Required work - Check each line of the listing below for the string "штрафы", and give only how many lines hold it.

Data for the task -
--- begin ---

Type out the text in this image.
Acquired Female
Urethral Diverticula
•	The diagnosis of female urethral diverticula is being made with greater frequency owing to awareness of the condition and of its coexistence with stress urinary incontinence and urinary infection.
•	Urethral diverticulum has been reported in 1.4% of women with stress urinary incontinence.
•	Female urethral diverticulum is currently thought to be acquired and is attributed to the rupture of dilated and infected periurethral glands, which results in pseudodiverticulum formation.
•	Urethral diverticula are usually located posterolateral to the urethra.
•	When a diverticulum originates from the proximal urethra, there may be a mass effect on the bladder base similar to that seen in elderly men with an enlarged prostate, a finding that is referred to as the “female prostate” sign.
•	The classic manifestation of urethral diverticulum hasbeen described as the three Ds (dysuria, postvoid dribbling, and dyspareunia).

--- end ---
--- begin ---

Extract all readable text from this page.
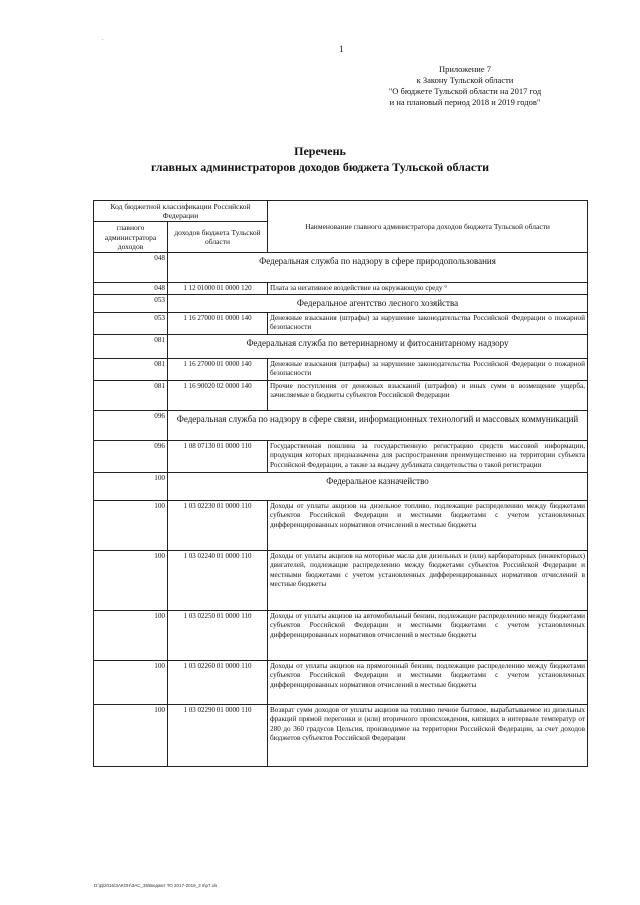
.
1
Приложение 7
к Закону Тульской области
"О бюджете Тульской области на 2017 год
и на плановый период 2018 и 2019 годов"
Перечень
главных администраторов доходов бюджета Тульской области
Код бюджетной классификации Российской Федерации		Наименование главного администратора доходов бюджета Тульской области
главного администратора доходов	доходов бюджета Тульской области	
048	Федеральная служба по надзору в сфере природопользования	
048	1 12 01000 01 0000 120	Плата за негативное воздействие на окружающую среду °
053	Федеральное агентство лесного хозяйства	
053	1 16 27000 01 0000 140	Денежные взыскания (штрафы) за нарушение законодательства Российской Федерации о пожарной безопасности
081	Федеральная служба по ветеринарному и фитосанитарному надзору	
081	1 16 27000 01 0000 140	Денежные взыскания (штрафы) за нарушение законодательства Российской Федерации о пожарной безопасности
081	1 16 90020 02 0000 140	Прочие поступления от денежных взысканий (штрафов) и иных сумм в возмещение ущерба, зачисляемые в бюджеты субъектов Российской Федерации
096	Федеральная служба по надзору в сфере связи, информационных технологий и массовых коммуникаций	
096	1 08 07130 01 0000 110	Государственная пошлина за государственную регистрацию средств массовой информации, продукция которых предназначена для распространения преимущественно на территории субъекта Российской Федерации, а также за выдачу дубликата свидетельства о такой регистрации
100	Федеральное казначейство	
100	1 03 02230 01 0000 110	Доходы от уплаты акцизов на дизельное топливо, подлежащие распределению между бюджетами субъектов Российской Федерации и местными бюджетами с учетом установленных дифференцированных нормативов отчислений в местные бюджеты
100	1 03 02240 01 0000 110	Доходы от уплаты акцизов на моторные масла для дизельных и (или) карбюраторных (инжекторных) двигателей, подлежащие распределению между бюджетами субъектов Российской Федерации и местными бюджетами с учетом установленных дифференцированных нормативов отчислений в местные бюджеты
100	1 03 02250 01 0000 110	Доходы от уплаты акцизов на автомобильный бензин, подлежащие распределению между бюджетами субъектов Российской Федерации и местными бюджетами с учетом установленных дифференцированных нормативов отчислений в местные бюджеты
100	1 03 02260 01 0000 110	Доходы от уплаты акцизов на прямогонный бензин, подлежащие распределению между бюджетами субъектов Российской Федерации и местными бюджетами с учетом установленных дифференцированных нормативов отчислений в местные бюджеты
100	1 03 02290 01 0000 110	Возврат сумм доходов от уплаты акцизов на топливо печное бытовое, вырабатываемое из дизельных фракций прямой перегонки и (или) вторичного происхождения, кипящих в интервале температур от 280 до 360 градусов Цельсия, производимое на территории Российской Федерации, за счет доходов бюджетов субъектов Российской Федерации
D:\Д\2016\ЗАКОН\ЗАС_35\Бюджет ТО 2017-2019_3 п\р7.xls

--- end ---
--- begin ---

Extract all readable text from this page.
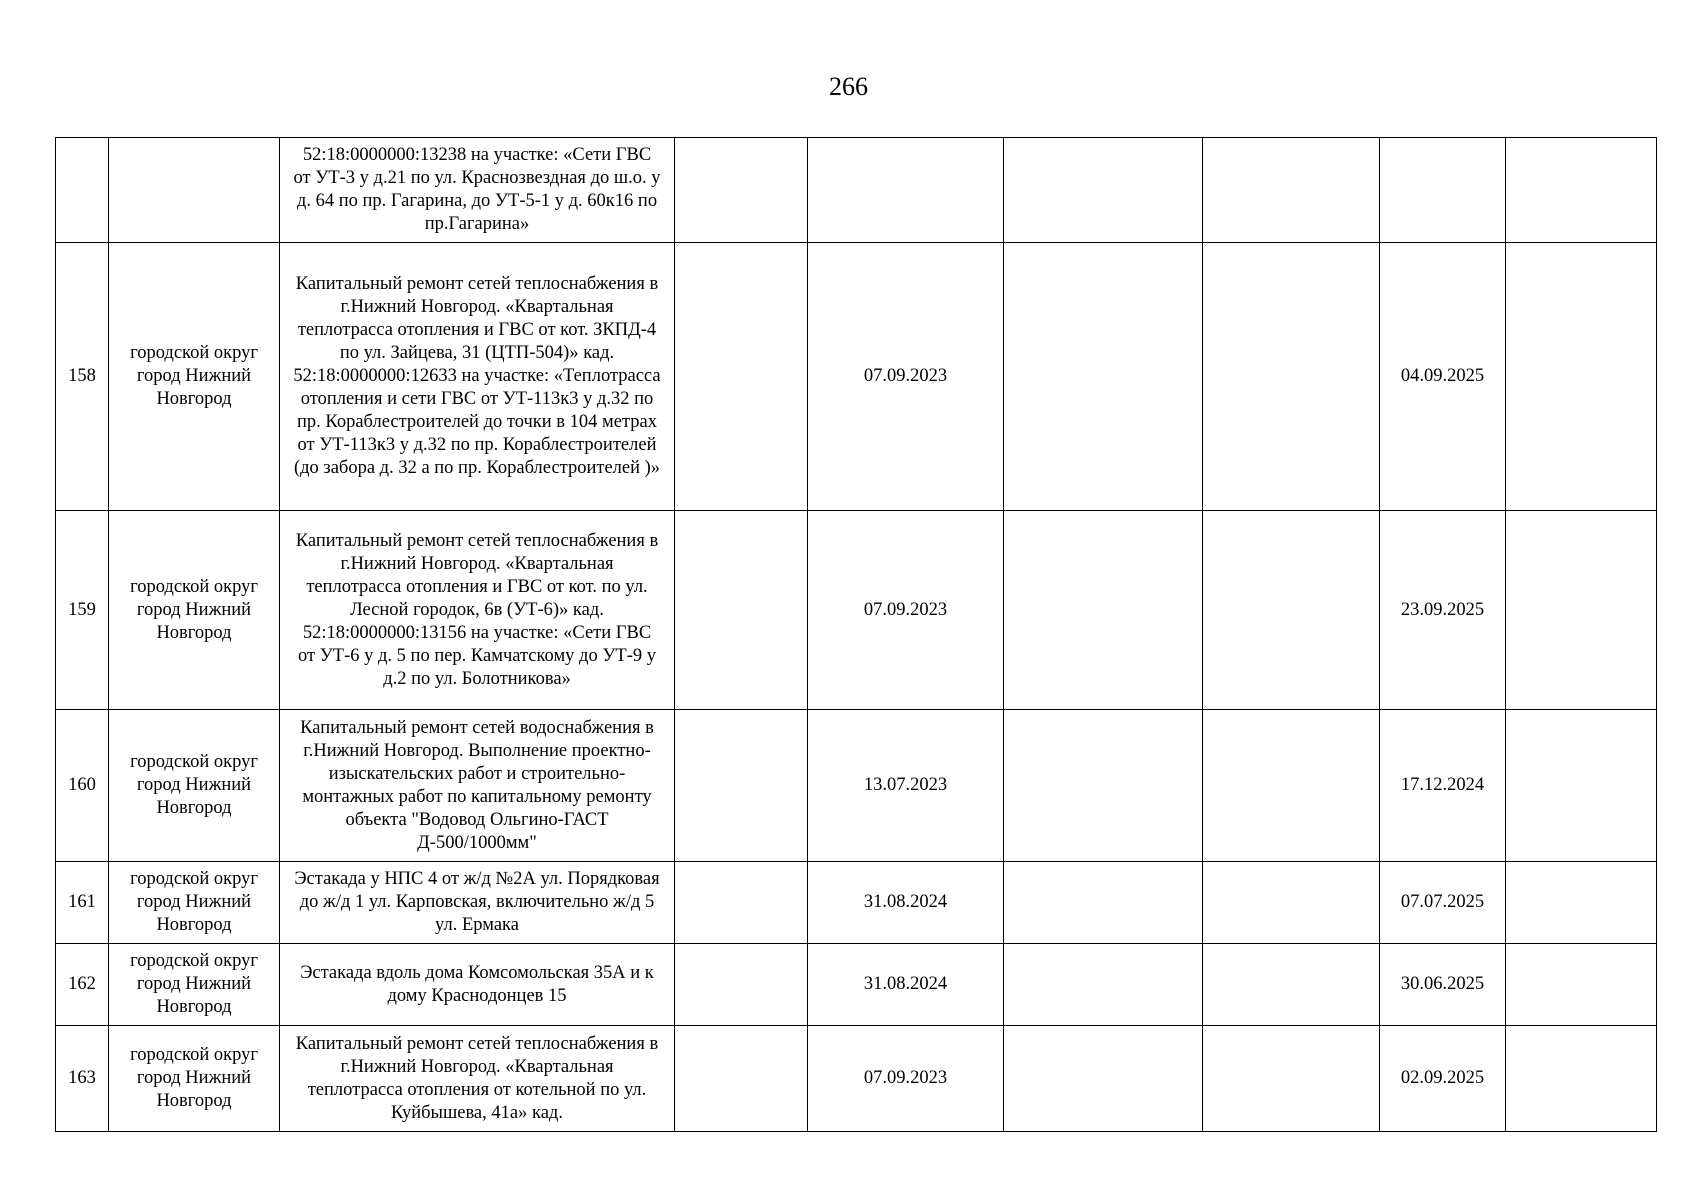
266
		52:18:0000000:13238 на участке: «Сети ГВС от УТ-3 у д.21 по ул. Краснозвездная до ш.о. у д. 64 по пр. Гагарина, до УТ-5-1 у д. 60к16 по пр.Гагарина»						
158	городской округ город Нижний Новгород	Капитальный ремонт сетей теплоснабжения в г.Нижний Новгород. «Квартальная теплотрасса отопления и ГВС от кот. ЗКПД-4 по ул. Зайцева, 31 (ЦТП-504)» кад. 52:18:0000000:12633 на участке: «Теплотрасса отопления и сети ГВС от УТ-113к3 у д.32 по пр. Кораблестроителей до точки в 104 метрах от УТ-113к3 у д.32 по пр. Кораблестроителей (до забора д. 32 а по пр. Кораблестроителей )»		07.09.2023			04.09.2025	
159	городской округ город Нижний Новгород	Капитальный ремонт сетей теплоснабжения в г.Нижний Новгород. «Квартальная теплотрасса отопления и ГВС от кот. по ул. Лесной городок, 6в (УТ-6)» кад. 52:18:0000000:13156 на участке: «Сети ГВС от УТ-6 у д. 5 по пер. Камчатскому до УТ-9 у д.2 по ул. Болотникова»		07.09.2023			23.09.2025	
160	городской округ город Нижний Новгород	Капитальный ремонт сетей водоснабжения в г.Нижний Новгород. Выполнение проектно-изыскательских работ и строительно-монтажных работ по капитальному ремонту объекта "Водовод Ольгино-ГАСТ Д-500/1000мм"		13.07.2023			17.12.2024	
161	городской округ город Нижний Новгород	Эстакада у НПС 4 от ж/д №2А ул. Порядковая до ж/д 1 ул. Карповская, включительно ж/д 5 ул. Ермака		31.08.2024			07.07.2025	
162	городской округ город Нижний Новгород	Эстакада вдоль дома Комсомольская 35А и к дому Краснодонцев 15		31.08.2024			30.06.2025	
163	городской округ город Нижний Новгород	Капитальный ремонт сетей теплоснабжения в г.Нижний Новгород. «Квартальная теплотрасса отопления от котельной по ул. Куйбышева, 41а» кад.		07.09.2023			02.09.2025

--- end ---

Correct output - 2